Given entries
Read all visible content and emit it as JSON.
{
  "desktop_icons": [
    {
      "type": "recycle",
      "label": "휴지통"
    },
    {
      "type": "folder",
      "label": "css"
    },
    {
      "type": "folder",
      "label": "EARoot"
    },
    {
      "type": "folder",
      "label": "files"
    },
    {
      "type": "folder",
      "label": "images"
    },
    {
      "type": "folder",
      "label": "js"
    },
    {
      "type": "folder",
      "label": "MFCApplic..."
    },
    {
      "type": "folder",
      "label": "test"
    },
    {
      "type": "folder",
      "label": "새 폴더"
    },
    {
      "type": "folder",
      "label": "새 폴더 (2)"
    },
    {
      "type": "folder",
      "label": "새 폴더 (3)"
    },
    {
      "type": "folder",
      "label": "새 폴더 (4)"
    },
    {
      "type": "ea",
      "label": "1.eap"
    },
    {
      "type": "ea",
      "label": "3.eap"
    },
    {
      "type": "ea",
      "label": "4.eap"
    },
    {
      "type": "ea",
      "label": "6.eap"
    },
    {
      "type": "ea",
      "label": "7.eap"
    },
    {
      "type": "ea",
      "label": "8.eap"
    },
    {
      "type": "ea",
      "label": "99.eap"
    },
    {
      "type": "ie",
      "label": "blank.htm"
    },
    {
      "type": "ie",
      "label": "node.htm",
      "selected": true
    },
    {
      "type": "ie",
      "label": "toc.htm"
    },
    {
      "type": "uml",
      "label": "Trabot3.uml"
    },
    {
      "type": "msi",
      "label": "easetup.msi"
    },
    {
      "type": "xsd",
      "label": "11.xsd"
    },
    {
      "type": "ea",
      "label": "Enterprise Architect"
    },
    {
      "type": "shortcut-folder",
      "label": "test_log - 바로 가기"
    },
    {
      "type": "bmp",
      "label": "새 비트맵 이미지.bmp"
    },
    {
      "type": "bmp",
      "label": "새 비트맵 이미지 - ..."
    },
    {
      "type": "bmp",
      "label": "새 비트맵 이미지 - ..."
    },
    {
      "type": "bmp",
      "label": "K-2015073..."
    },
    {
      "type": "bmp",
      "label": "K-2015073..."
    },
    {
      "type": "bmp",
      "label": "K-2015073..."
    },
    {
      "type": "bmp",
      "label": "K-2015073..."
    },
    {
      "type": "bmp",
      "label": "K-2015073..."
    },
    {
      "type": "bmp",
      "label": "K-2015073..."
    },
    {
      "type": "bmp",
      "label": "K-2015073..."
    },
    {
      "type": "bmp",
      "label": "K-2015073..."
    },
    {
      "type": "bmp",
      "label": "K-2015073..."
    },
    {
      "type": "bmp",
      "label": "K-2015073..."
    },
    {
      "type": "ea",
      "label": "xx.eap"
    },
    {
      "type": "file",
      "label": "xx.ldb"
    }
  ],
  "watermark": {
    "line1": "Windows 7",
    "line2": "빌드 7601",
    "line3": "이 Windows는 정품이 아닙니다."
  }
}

What the task asks
Write out every entry again exactly, please, with nothing missing.

Reply to the task
Read all visible content and emit it as JSON.
{
  "desktop_icons": [
    {
      "type": "recycle",
      "label": "휴지통"
    },
    {
      "type": "folder",
      "label": "css"
    },
    {
      "type": "folder",
      "label": "EARoot"
    },
    {
      "type": "folder",
      "label": "files"
    },
    {
      "type": "folder",
      "label": "images"
    },
    {
      "type": "folder",
      "label": "js"
    },
    {
      "type": "folder",
      "label": "MFCApplic..."
    },
    {
      "type": "folder",
      "label": "test"
    },
    {
      "type": "folder",
      "label": "새 폴더"
    },
    {
      "type": "folder",
      "label": "새 폴더 (2)"
    },
    {
      "type": "folder",
      "label": "새 폴더 (3)"
    },
    {
      "type": "folder",
      "label": "새 폴더 (4)"
    },
    {
      "type": "ea",
      "label": "1.eap"
    },
    {
      "type": "ea",
      "label": "3.eap"
    },
    {
      "type": "ea",
      "label": "4.eap"
    },
    {
      "type": "ea",
      "label": "6.eap"
    },
    {
      "type": "ea",
      "label": "7.eap"
    },
    {
      "type": "ea",
      "label": "8.eap"
    },
    {
      "type": "ea",
      "label": "99.eap"
    },
    {
      "type": "ie",
      "label": "blank.htm"
    },
    {
      "type": "ie",
      "label": "node.htm",
      "selected": true
    },
    {
      "type": "ie",
      "label": "toc.htm"
    },
    {
      "type": "uml",
      "label": "Trabot3.uml"
    },
    {
      "type": "msi",
      "label": "easetup.msi"
    },
    {
      "type": "xsd",
      "label": "11.xsd"
    },
    {
      "type": "ea",
      "label": "Enterprise Architect"
    },
    {
      "type": "shortcut-folder",
      "label": "test_log - 바로 가기"
    },
    {
      "type": "bmp",
      "label": "새 비트맵 이미지.bmp"
    },
    {
      "type": "bmp",
      "label": "새 비트맵 이미지 - ..."
    },
    {
      "type": "bmp",
      "label": "새 비트맵 이미지 - ..."
    },
    {
      "type": "bmp",
      "label": "K-2015073..."
    },
    {
      "type": "bmp",
      "label": "K-2015073..."
    },
    {
      "type": "bmp",
      "label": "K-2015073..."
    },
    {
      "type": "bmp",
      "label": "K-2015073..."
    },
    {
      "type": "bmp",
      "label": "K-2015073..."
    },
    {
      "type": "bmp",
      "label": "K-2015073..."
    },
    {
      "type": "bmp",
      "label": "K-2015073..."
    },
    {
      "type": "bmp",
      "label": "K-2015073..."
    },
    {
      "type": "bmp",
      "label": "K-2015073..."
    },
    {
      "type": "bmp",
      "label": "K-2015073..."
    },
    {
      "type": "ea",
      "label": "xx.eap"
    },
    {
      "type": "file",
      "label": "xx.ldb"
    }
  ],
  "watermark": {
    "line1": "Windows 7",
    "line2": "빌드 7601",
    "line3": "이 Windows는 정품이 아닙니다."
  }
}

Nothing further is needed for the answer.